** Start of DATA RECORDS **

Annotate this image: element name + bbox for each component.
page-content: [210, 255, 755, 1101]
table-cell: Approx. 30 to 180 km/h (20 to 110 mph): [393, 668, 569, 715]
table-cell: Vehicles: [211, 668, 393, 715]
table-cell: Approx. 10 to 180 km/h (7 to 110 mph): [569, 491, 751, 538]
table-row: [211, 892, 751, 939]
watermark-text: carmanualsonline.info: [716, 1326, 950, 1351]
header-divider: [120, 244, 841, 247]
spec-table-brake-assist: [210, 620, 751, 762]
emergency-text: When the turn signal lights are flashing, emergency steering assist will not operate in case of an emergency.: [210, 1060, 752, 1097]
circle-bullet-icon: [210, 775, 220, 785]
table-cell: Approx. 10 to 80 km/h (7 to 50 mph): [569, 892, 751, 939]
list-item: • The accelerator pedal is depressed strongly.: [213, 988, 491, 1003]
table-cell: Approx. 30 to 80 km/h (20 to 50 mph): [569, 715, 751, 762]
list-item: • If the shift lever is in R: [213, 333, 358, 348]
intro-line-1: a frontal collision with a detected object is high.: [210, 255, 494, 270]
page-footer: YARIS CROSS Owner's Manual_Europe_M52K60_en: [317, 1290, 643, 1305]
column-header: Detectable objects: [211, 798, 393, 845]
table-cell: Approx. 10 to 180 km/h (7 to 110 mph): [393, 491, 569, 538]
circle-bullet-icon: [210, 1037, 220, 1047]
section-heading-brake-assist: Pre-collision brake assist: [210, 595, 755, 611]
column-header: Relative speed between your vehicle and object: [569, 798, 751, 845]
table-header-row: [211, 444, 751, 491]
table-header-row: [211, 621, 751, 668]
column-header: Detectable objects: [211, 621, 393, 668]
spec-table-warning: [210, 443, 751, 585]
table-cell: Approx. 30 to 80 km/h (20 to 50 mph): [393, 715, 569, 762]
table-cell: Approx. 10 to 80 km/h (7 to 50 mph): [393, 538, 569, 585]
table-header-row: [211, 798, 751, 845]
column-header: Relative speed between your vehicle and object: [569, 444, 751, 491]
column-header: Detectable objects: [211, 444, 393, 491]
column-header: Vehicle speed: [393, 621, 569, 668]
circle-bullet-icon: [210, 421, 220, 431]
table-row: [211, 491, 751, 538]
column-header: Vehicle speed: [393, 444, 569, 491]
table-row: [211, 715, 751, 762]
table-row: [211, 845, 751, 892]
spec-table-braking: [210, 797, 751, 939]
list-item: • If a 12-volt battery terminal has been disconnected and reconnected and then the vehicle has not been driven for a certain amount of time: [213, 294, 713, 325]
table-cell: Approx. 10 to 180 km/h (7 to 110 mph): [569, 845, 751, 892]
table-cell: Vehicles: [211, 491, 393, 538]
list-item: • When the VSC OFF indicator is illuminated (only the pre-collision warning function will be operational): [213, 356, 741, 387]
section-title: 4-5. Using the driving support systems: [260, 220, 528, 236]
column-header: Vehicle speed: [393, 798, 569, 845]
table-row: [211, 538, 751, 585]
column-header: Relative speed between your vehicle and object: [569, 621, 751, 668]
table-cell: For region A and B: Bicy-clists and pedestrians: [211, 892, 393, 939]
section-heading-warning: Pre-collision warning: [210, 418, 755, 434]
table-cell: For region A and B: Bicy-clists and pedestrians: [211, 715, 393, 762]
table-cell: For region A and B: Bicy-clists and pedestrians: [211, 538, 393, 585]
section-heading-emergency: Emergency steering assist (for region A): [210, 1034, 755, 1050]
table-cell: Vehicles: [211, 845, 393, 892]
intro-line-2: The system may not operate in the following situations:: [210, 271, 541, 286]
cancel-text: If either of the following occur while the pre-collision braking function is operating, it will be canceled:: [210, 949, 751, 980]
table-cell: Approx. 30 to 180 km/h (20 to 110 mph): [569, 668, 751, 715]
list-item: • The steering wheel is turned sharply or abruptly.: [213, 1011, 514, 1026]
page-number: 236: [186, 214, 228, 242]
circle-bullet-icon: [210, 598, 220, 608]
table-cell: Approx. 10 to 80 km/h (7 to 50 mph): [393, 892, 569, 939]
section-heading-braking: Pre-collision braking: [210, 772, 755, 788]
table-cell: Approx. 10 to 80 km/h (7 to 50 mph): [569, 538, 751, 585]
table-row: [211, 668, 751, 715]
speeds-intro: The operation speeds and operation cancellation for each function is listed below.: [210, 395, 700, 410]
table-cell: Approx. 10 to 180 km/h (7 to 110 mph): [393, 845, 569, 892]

** End of DATA RECORDS **

## PROBLEM REQUIREMENTS:
Can you write out the listing above again, renaming "Detectable objects" to "Target objects" everywhere it occurs and leaving everything else unchanged?

## RESPONSE TO THE TASK:
Annotate this image: element name + bbox for each component.
page-content: [210, 255, 755, 1101]
table-cell: Approx. 30 to 180 km/h (20 to 110 mph): [393, 668, 569, 715]
table-cell: Vehicles: [211, 668, 393, 715]
table-cell: Approx. 10 to 180 km/h (7 to 110 mph): [569, 491, 751, 538]
table-row: [211, 892, 751, 939]
watermark-text: carmanualsonline.info: [716, 1326, 950, 1351]
header-divider: [120, 244, 841, 247]
spec-table-brake-assist: [210, 620, 751, 762]
emergency-text: When the turn signal lights are flashing, emergency steering assist will not operate in case of an emergency.: [210, 1060, 752, 1097]
circle-bullet-icon: [210, 775, 220, 785]
table-cell: Approx. 10 to 80 km/h (7 to 50 mph): [569, 892, 751, 939]
list-item: • The accelerator pedal is depressed strongly.: [213, 988, 491, 1003]
table-cell: Approx. 30 to 80 km/h (20 to 50 mph): [569, 715, 751, 762]
list-item: • If the shift lever is in R: [213, 333, 358, 348]
intro-line-1: a frontal collision with a detected object is high.: [210, 255, 494, 270]
page-footer: YARIS CROSS Owner's Manual_Europe_M52K60_en: [317, 1290, 643, 1305]
column-header: Target objects: [211, 798, 393, 845]
table-cell: Approx. 10 to 180 km/h (7 to 110 mph): [393, 491, 569, 538]
circle-bullet-icon: [210, 1037, 220, 1047]
section-heading-brake-assist: Pre-collision brake assist: [210, 595, 755, 611]
column-header: Relative speed between your vehicle and object: [569, 798, 751, 845]
table-header-row: [211, 444, 751, 491]
table-header-row: [211, 621, 751, 668]
column-header: Target objects: [211, 621, 393, 668]
spec-table-warning: [210, 443, 751, 585]
table-cell: Approx. 30 to 80 km/h (20 to 50 mph): [393, 715, 569, 762]
table-cell: Approx. 10 to 80 km/h (7 to 50 mph): [393, 538, 569, 585]
table-header-row: [211, 798, 751, 845]
column-header: Relative speed between your vehicle and object: [569, 444, 751, 491]
column-header: Target objects: [211, 444, 393, 491]
column-header: Vehicle speed: [393, 621, 569, 668]
circle-bullet-icon: [210, 421, 220, 431]
table-row: [211, 491, 751, 538]
column-header: Vehicle speed: [393, 444, 569, 491]
table-row: [211, 715, 751, 762]
table-row: [211, 845, 751, 892]
spec-table-braking: [210, 797, 751, 939]
list-item: • If a 12-volt battery terminal has been disconnected and reconnected and then the vehicle has not been driven for a certain amount of time: [213, 294, 713, 325]
table-cell: Approx. 10 to 180 km/h (7 to 110 mph): [569, 845, 751, 892]
table-cell: Vehicles: [211, 491, 393, 538]
list-item: • When the VSC OFF indicator is illuminated (only the pre-collision warning function will be operational): [213, 356, 741, 387]
section-title: 4-5. Using the driving support systems: [260, 220, 528, 236]
column-header: Vehicle speed: [393, 798, 569, 845]
table-row: [211, 538, 751, 585]
column-header: Relative speed between your vehicle and object: [569, 621, 751, 668]
table-cell: For region A and B: Bicy-clists and pedestrians: [211, 892, 393, 939]
section-heading-warning: Pre-collision warning: [210, 418, 755, 434]
table-cell: For region A and B: Bicy-clists and pedestrians: [211, 715, 393, 762]
table-cell: For region A and B: Bicy-clists and pedestrians: [211, 538, 393, 585]
section-heading-emergency: Emergency steering assist (for region A): [210, 1034, 755, 1050]
table-cell: Vehicles: [211, 845, 393, 892]
intro-line-2: The system may not operate in the following situations:: [210, 271, 541, 286]
cancel-text: If either of the following occur while the pre-collision braking function is operating, it will be canceled:: [210, 949, 751, 980]
table-cell: Approx. 30 to 180 km/h (20 to 110 mph): [569, 668, 751, 715]
list-item: • The steering wheel is turned sharply or abruptly.: [213, 1011, 514, 1026]
page-number: 236: [186, 214, 228, 242]
circle-bullet-icon: [210, 598, 220, 608]
table-cell: Approx. 10 to 80 km/h (7 to 50 mph): [393, 892, 569, 939]
section-heading-braking: Pre-collision braking: [210, 772, 755, 788]
table-cell: Approx. 10 to 80 km/h (7 to 50 mph): [569, 538, 751, 585]
table-row: [211, 668, 751, 715]
speeds-intro: The operation speeds and operation cancellation for each function is listed below.: [210, 395, 700, 410]
table-cell: Approx. 10 to 180 km/h (7 to 110 mph): [393, 845, 569, 892]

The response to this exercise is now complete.